Stated goal → All the entries need to be quoted exactly, apart from the pictures, which you should drop.
[Start Material to process]
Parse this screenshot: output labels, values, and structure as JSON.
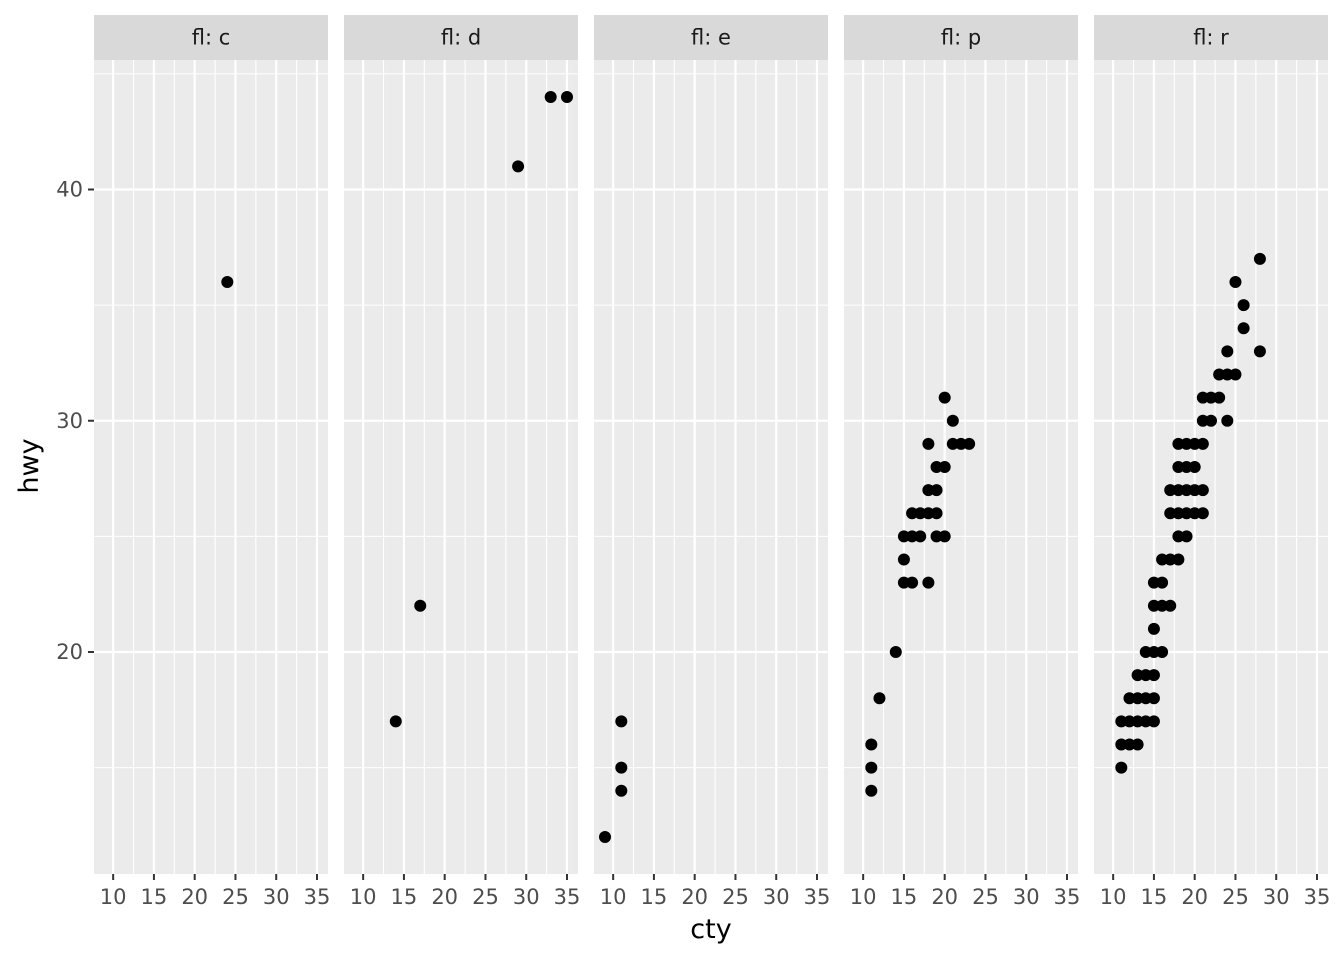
{
  "chart_data": {
    "type": "scatter",
    "facet_by": "fl",
    "xlabel": "cty",
    "ylabel": "hwy",
    "x_ticks": [
      10,
      15,
      20,
      25,
      30,
      35
    ],
    "y_ticks": [
      20,
      30,
      40
    ],
    "xlim": [
      7.65,
      36.35
    ],
    "ylim": [
      10.4,
      45.6
    ],
    "grid": true,
    "colors": {
      "panel_bg": "#ebebeb",
      "grid": "#ffffff",
      "strip_bg": "#d9d9d9",
      "point": "#000000"
    },
    "panels": [
      {
        "label": "fl: c",
        "points": [
          [
            24,
            36
          ]
        ]
      },
      {
        "label": "fl: d",
        "points": [
          [
            14,
            17
          ],
          [
            17,
            22
          ],
          [
            29,
            41
          ],
          [
            33,
            44
          ],
          [
            35,
            44
          ]
        ]
      },
      {
        "label": "fl: e",
        "points": [
          [
            9,
            12
          ],
          [
            11,
            17
          ],
          [
            11,
            15
          ],
          [
            11,
            14
          ]
        ]
      },
      {
        "label": "fl: p",
        "points": [
          [
            11,
            16
          ],
          [
            11,
            15
          ],
          [
            11,
            14
          ],
          [
            12,
            18
          ],
          [
            14,
            20
          ],
          [
            15,
            25
          ],
          [
            15,
            24
          ],
          [
            15,
            23
          ],
          [
            16,
            26
          ],
          [
            16,
            25
          ],
          [
            16,
            23
          ],
          [
            17,
            26
          ],
          [
            17,
            25
          ],
          [
            18,
            29
          ],
          [
            18,
            27
          ],
          [
            18,
            26
          ],
          [
            18,
            23
          ],
          [
            19,
            28
          ],
          [
            19,
            27
          ],
          [
            19,
            26
          ],
          [
            19,
            25
          ],
          [
            20,
            31
          ],
          [
            20,
            28
          ],
          [
            20,
            25
          ],
          [
            21,
            30
          ],
          [
            21,
            29
          ],
          [
            22,
            29
          ],
          [
            23,
            29
          ]
        ]
      },
      {
        "label": "fl: r",
        "points": [
          [
            11,
            17
          ],
          [
            11,
            16
          ],
          [
            11,
            15
          ],
          [
            12,
            18
          ],
          [
            12,
            17
          ],
          [
            12,
            16
          ],
          [
            13,
            19
          ],
          [
            13,
            18
          ],
          [
            13,
            17
          ],
          [
            13,
            16
          ],
          [
            14,
            20
          ],
          [
            14,
            19
          ],
          [
            14,
            18
          ],
          [
            14,
            17
          ],
          [
            15,
            23
          ],
          [
            15,
            22
          ],
          [
            15,
            21
          ],
          [
            15,
            20
          ],
          [
            15,
            19
          ],
          [
            15,
            18
          ],
          [
            15,
            17
          ],
          [
            16,
            24
          ],
          [
            16,
            23
          ],
          [
            16,
            22
          ],
          [
            16,
            20
          ],
          [
            17,
            27
          ],
          [
            17,
            26
          ],
          [
            17,
            24
          ],
          [
            17,
            22
          ],
          [
            18,
            29
          ],
          [
            18,
            28
          ],
          [
            18,
            27
          ],
          [
            18,
            26
          ],
          [
            18,
            25
          ],
          [
            18,
            24
          ],
          [
            19,
            29
          ],
          [
            19,
            28
          ],
          [
            19,
            27
          ],
          [
            19,
            26
          ],
          [
            19,
            25
          ],
          [
            20,
            29
          ],
          [
            20,
            28
          ],
          [
            20,
            27
          ],
          [
            20,
            26
          ],
          [
            21,
            31
          ],
          [
            21,
            30
          ],
          [
            21,
            29
          ],
          [
            21,
            27
          ],
          [
            21,
            26
          ],
          [
            22,
            31
          ],
          [
            22,
            30
          ],
          [
            23,
            32
          ],
          [
            23,
            31
          ],
          [
            24,
            33
          ],
          [
            24,
            32
          ],
          [
            24,
            30
          ],
          [
            25,
            36
          ],
          [
            25,
            32
          ],
          [
            26,
            35
          ],
          [
            26,
            34
          ],
          [
            28,
            37
          ],
          [
            28,
            33
          ]
        ]
      }
    ]
  }
}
[End Material to process]
Task response →
Parse this screenshot: output labels, values, and structure as JSON.
{
  "chart_data": {
    "type": "scatter",
    "facet_by": "fl",
    "xlabel": "cty",
    "ylabel": "hwy",
    "x_ticks": [
      10,
      15,
      20,
      25,
      30,
      35
    ],
    "y_ticks": [
      20,
      30,
      40
    ],
    "xlim": [
      7.65,
      36.35
    ],
    "ylim": [
      10.4,
      45.6
    ],
    "grid": true,
    "colors": {
      "panel_bg": "#ebebeb",
      "grid": "#ffffff",
      "strip_bg": "#d9d9d9",
      "point": "#000000"
    },
    "panels": [
      {
        "label": "fl: c",
        "points": [
          [
            24,
            36
          ]
        ]
      },
      {
        "label": "fl: d",
        "points": [
          [
            14,
            17
          ],
          [
            17,
            22
          ],
          [
            29,
            41
          ],
          [
            33,
            44
          ],
          [
            35,
            44
          ]
        ]
      },
      {
        "label": "fl: e",
        "points": [
          [
            9,
            12
          ],
          [
            11,
            17
          ],
          [
            11,
            15
          ],
          [
            11,
            14
          ]
        ]
      },
      {
        "label": "fl: p",
        "points": [
          [
            11,
            16
          ],
          [
            11,
            15
          ],
          [
            11,
            14
          ],
          [
            12,
            18
          ],
          [
            14,
            20
          ],
          [
            15,
            25
          ],
          [
            15,
            24
          ],
          [
            15,
            23
          ],
          [
            16,
            26
          ],
          [
            16,
            25
          ],
          [
            16,
            23
          ],
          [
            17,
            26
          ],
          [
            17,
            25
          ],
          [
            18,
            29
          ],
          [
            18,
            27
          ],
          [
            18,
            26
          ],
          [
            18,
            23
          ],
          [
            19,
            28
          ],
          [
            19,
            27
          ],
          [
            19,
            26
          ],
          [
            19,
            25
          ],
          [
            20,
            31
          ],
          [
            20,
            28
          ],
          [
            20,
            25
          ],
          [
            21,
            30
          ],
          [
            21,
            29
          ],
          [
            22,
            29
          ],
          [
            23,
            29
          ]
        ]
      },
      {
        "label": "fl: r",
        "points": [
          [
            11,
            17
          ],
          [
            11,
            16
          ],
          [
            11,
            15
          ],
          [
            12,
            18
          ],
          [
            12,
            17
          ],
          [
            12,
            16
          ],
          [
            13,
            19
          ],
          [
            13,
            18
          ],
          [
            13,
            17
          ],
          [
            13,
            16
          ],
          [
            14,
            20
          ],
          [
            14,
            19
          ],
          [
            14,
            18
          ],
          [
            14,
            17
          ],
          [
            15,
            23
          ],
          [
            15,
            22
          ],
          [
            15,
            21
          ],
          [
            15,
            20
          ],
          [
            15,
            19
          ],
          [
            15,
            18
          ],
          [
            15,
            17
          ],
          [
            16,
            24
          ],
          [
            16,
            23
          ],
          [
            16,
            22
          ],
          [
            16,
            20
          ],
          [
            17,
            27
          ],
          [
            17,
            26
          ],
          [
            17,
            24
          ],
          [
            17,
            22
          ],
          [
            18,
            29
          ],
          [
            18,
            28
          ],
          [
            18,
            27
          ],
          [
            18,
            26
          ],
          [
            18,
            25
          ],
          [
            18,
            24
          ],
          [
            19,
            29
          ],
          [
            19,
            28
          ],
          [
            19,
            27
          ],
          [
            19,
            26
          ],
          [
            19,
            25
          ],
          [
            20,
            29
          ],
          [
            20,
            28
          ],
          [
            20,
            27
          ],
          [
            20,
            26
          ],
          [
            21,
            31
          ],
          [
            21,
            30
          ],
          [
            21,
            29
          ],
          [
            21,
            27
          ],
          [
            21,
            26
          ],
          [
            22,
            31
          ],
          [
            22,
            30
          ],
          [
            23,
            32
          ],
          [
            23,
            31
          ],
          [
            24,
            33
          ],
          [
            24,
            32
          ],
          [
            24,
            30
          ],
          [
            25,
            36
          ],
          [
            25,
            32
          ],
          [
            26,
            35
          ],
          [
            26,
            34
          ],
          [
            28,
            37
          ],
          [
            28,
            33
          ]
        ]
      }
    ]
  }
}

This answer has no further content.